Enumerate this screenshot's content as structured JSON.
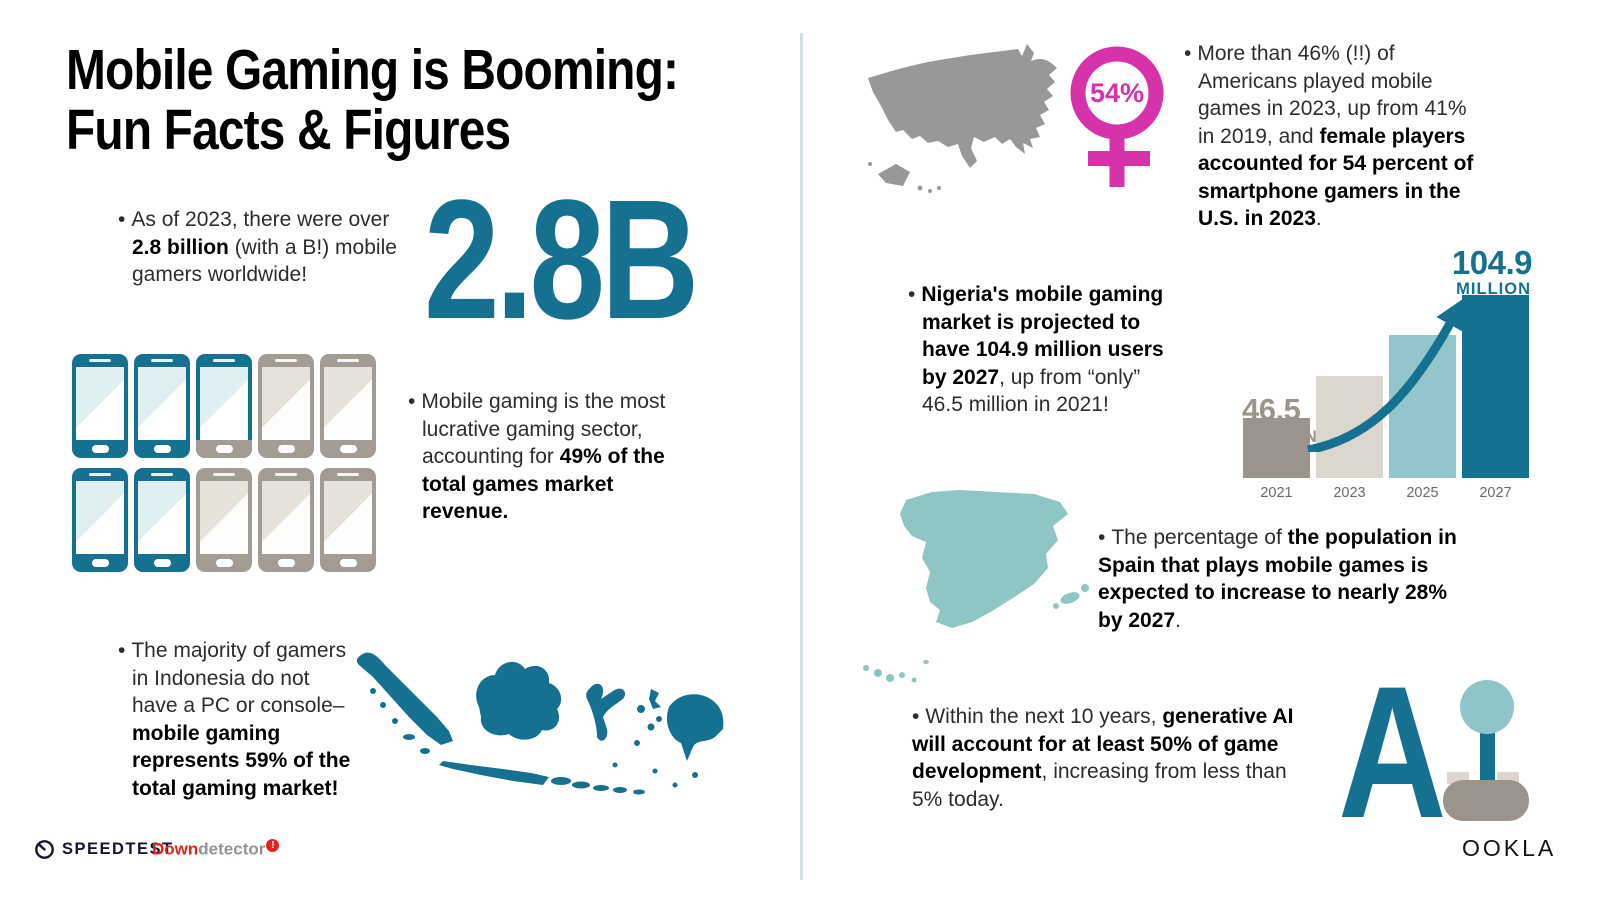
{
  "bullet": "•",
  "colors": {
    "teal": "#16708f",
    "teal_soft": "#8fc5c9",
    "teal_tint": "#dfeef0",
    "gray": "#9e9892",
    "beige": "#dcd7ce",
    "pink": "#d633ab",
    "red": "#e3231a",
    "navy": "#14152e",
    "divider": "#cddfe2"
  },
  "title": {
    "line1": "Mobile Gaming is Booming:",
    "line2": "Fun Facts & Figures"
  },
  "big_stat": {
    "value": "2.8B"
  },
  "female_badge": {
    "value": "54%"
  },
  "facts": {
    "worldwide": [
      {
        "t": "As of 2023, there were over "
      },
      {
        "t": "2.8 billion",
        "b": 1
      },
      {
        "t": " (with a B!) mobile gamers worldwide!"
      }
    ],
    "revenue": [
      {
        "t": "Mobile gaming is the most lucrative gaming sector, accounting for "
      },
      {
        "t": "49% of the total games market revenue.",
        "b": 1
      }
    ],
    "indonesia": [
      {
        "t": "The majority of gamers in Indonesia do not have a PC or console–"
      },
      {
        "t": "mobile gaming represents 59% of the total gaming market!",
        "b": 1
      }
    ],
    "usa": [
      {
        "t": "More than 46% (!!) of Americans played mobile games in 2023, up from 41% in 2019, and "
      },
      {
        "t": "female players accounted for 54 percent of smartphone gamers in the U.S. in 2023",
        "b": 1
      },
      {
        "t": "."
      }
    ],
    "nigeria": [
      {
        "t": "Nigeria's mobile gaming market is projected to have 104.9 million users by 2027",
        "b": 1
      },
      {
        "t": ", up from “only” 46.5 million in 2021!"
      }
    ],
    "spain": [
      {
        "t": "The percentage of "
      },
      {
        "t": "the population in Spain that plays mobile games is expected to increase to nearly 28% by 2027",
        "b": 1
      },
      {
        "t": "."
      }
    ],
    "ai": [
      {
        "t": "Within the next 10 years, "
      },
      {
        "t": "generative AI will account for at least 50% of game development",
        "b": 1
      },
      {
        "t": ", increasing from less than 5% today."
      }
    ]
  },
  "phones": {
    "states": [
      "teal",
      "teal",
      "partial",
      "gray",
      "gray",
      "teal",
      "teal",
      "gray",
      "gray",
      "gray"
    ]
  },
  "chart_data": {
    "type": "bar",
    "title": "",
    "categories": [
      "2021",
      "2023",
      "2025",
      "2027"
    ],
    "values": [
      46.5,
      66,
      85,
      104.9
    ],
    "unit": "million users",
    "start_label": {
      "value": "46.5",
      "unit": "MILLION"
    },
    "end_label": {
      "value": "104.9",
      "unit": "MILLION"
    },
    "bar_colors": [
      "#9b948c",
      "#dcd7ce",
      "#93c6cc",
      "#16708f"
    ],
    "bar_height_pct": [
      33,
      56,
      78,
      100
    ],
    "ylim": [
      0,
      110
    ],
    "grid": false,
    "legend": false
  },
  "ai_graphic": {
    "letter": "A"
  },
  "footer": {
    "speedtest": {
      "label": "SPEEDTEST"
    },
    "downdetector": {
      "part1": "Down",
      "part2": "detector",
      "badge": "!"
    },
    "ookla": {
      "label": "OOKLA"
    }
  }
}
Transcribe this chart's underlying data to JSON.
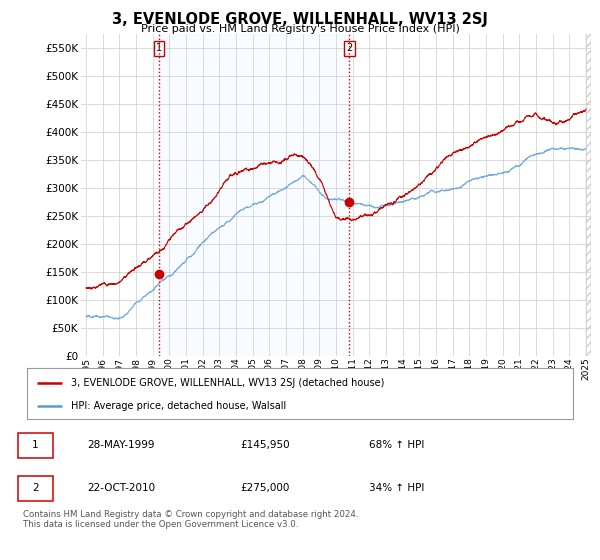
{
  "title": "3, EVENLODE GROVE, WILLENHALL, WV13 2SJ",
  "subtitle": "Price paid vs. HM Land Registry's House Price Index (HPI)",
  "ytick_values": [
    0,
    50000,
    100000,
    150000,
    200000,
    250000,
    300000,
    350000,
    400000,
    450000,
    500000,
    550000
  ],
  "xlim_start": 1994.7,
  "xlim_end": 2025.3,
  "ylim_min": 0,
  "ylim_max": 575000,
  "hpi_color": "#5b9bd5",
  "price_color": "#cc0000",
  "vline_color": "#cc0000",
  "shade_color": "#ddeeff",
  "sale1_year": 1999.38,
  "sale1_price": 145950,
  "sale2_year": 2010.8,
  "sale2_price": 275000,
  "legend_label_price": "3, EVENLODE GROVE, WILLENHALL, WV13 2SJ (detached house)",
  "legend_label_hpi": "HPI: Average price, detached house, Walsall",
  "table_row1": [
    "1",
    "28-MAY-1999",
    "£145,950",
    "68% ↑ HPI"
  ],
  "table_row2": [
    "2",
    "22-OCT-2010",
    "£275,000",
    "34% ↑ HPI"
  ],
  "footer": "Contains HM Land Registry data © Crown copyright and database right 2024.\nThis data is licensed under the Open Government Licence v3.0.",
  "background_color": "#ffffff",
  "grid_color": "#cccccc",
  "xtick_years": [
    1995,
    1996,
    1997,
    1998,
    1999,
    2000,
    2001,
    2002,
    2003,
    2004,
    2005,
    2006,
    2007,
    2008,
    2009,
    2010,
    2011,
    2012,
    2013,
    2014,
    2015,
    2016,
    2017,
    2018,
    2019,
    2020,
    2021,
    2022,
    2023,
    2024,
    2025
  ]
}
#####
> **What you are asked to do**: From the listing above, copy out each line where the word "footer" appears.

> **Written answer**:
  "footer": {
  "footer": "Contains HM Land Registry data © Crown copyright and database right 2024.\nThis data is licensed under the Open Government Licence v3.0.",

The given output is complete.